**Your task**
Answer these questions about the steepest descent excerpt below, marking each answer with the same letter.
(a) According to the opening paragraph, why would using steepest descent for linear regression not make sense computationally?
(b) How many values does the code draw for each of x1 and x2?
(c) What happens to alpha on each pass of the line search loop?

**Document extract**
++++++
We illustrate the steepest descent algorithm in the context of a predictive learning problem for probably the most common simple parametrized function \(F\), the linear regression. Note that for the case of linear regression, an explicit solution to the least squares problem, which is equivalent to minimizing the MSE is available, so from a computational point of view, it would not make sense to use the steepest descent algorithm. However, it is a good example to visualize how the method would work.

##############################
### Simulate data
##############################

set.seed(123)
x1 <- rnorm(500,10,5)
x2 <- rnorm(500,1,1)

y <- 1.5*x1-3*x2+rnorm(500)


##############################
### Fit linear Model
##############################


mod <- lm(y ~ x1+x2-1)

MSE <- function(beta,y,x1,x2){
  mean((y-(beta[1]*x1+beta[2]*x2))^2)
}

grad <- function(beta,y,x1,x2){
  c(mean(-x1*2*(y-(beta[1]*x1+beta[2]*x2))),mean(-x2*2*(y-(beta[1]*x1+beta[2]*x2))))
}

##############################
### Gradient Descent with line search
### without line search no convergence!!
### line search taken from Wikipedia
##############################


bold <- c(1,1)
#bold <- c(1.523738,-3.527437)
eps = 1
counter = 1
while(eps > 10^(-7)){
  g <- grad(bold,y,x1,x2)
  alpha <- 1
  ### line search part very important
  while(MSE(bold,y,x1,x2)-MSE(bold-alpha*g,y,x1,x2) < -alpha/4*crossprod(bold,g)){
    alpha = alpha/2
  }
  bnew <- bold - alpha*grad(bold,y,x1,x2)
  eps <- abs(MSE(bnew,y,x1,x2)-MSE(bold,y,x1,x2))
  #eps <- max(abs(bold-bnew)) ## choose some stopping criterion
  #eps <- abs(MSE(bnew,y,x1,x2))
++++++
**Data records**
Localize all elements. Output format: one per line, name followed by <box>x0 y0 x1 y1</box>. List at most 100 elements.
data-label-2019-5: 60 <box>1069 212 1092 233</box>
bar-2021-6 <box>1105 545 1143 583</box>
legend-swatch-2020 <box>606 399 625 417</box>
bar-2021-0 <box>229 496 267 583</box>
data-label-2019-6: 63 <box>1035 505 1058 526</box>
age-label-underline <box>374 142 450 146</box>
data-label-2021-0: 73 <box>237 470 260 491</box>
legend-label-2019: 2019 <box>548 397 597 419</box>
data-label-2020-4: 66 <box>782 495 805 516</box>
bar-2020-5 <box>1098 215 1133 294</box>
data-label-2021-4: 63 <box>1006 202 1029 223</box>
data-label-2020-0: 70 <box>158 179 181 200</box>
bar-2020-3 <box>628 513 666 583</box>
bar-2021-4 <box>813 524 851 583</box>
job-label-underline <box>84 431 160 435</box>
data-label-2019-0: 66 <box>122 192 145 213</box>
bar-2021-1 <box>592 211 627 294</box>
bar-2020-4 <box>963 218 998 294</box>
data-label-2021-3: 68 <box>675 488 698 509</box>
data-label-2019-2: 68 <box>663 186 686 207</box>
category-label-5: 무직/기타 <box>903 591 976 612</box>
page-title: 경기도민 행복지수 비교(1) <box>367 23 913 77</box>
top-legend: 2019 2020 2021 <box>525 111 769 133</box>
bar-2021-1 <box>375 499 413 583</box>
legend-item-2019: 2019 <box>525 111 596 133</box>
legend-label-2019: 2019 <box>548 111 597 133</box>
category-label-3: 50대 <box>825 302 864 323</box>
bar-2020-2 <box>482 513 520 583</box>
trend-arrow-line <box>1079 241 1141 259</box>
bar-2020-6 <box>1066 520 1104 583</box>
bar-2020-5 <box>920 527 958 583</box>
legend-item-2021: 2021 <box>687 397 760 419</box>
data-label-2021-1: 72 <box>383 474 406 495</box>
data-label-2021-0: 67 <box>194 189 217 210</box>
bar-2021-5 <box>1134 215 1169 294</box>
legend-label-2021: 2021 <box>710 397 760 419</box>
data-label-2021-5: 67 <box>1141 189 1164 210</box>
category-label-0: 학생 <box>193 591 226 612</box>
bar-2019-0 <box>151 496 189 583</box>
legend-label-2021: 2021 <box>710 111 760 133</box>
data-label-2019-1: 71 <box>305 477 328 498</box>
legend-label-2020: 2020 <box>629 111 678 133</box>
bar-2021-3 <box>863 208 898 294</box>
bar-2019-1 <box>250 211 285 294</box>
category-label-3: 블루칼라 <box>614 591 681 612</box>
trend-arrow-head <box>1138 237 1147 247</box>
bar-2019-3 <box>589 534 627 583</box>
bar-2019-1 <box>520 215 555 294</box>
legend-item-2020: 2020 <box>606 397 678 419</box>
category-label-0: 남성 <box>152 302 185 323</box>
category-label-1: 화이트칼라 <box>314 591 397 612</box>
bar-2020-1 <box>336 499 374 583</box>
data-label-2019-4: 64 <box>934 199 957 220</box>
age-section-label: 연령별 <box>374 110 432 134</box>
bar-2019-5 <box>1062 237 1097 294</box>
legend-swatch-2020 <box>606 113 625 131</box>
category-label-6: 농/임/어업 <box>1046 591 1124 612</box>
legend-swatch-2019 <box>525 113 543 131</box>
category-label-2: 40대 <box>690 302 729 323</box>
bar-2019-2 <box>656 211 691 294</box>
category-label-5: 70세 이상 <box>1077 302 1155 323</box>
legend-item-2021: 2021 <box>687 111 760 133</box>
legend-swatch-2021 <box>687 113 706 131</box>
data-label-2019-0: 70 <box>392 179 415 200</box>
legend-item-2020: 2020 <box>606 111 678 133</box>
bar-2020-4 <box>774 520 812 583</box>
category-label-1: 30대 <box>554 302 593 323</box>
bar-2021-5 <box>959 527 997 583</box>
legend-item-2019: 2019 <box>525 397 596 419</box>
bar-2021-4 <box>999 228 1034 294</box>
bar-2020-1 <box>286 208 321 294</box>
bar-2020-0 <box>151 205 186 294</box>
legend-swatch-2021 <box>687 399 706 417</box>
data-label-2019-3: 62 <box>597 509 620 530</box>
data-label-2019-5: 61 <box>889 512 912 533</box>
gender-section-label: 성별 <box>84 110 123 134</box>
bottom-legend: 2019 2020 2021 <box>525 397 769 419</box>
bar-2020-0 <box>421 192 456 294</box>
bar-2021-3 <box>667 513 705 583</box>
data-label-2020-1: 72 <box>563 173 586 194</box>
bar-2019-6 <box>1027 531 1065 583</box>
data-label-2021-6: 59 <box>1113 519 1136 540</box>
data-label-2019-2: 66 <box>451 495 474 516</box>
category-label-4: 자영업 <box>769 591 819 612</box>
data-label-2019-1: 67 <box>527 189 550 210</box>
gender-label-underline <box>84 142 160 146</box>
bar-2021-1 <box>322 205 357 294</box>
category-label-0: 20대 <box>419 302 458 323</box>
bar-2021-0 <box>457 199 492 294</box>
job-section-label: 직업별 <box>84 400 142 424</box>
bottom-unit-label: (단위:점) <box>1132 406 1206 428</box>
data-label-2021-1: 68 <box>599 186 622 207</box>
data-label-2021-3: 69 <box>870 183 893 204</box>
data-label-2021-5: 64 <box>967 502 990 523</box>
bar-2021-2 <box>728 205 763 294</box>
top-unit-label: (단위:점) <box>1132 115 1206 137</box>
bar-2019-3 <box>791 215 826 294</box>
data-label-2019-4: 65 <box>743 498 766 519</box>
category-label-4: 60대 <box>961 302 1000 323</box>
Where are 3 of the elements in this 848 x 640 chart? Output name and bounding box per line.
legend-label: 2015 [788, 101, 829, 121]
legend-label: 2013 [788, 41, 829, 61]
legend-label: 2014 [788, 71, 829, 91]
++++++
**Full solution**
(a) An explicit solution to the least squares problem, which is equivalent to minimizing the MSE, is available for linear regression.
(b) 500 values each.
(c) Alpha is halved (alpha = alpha/2).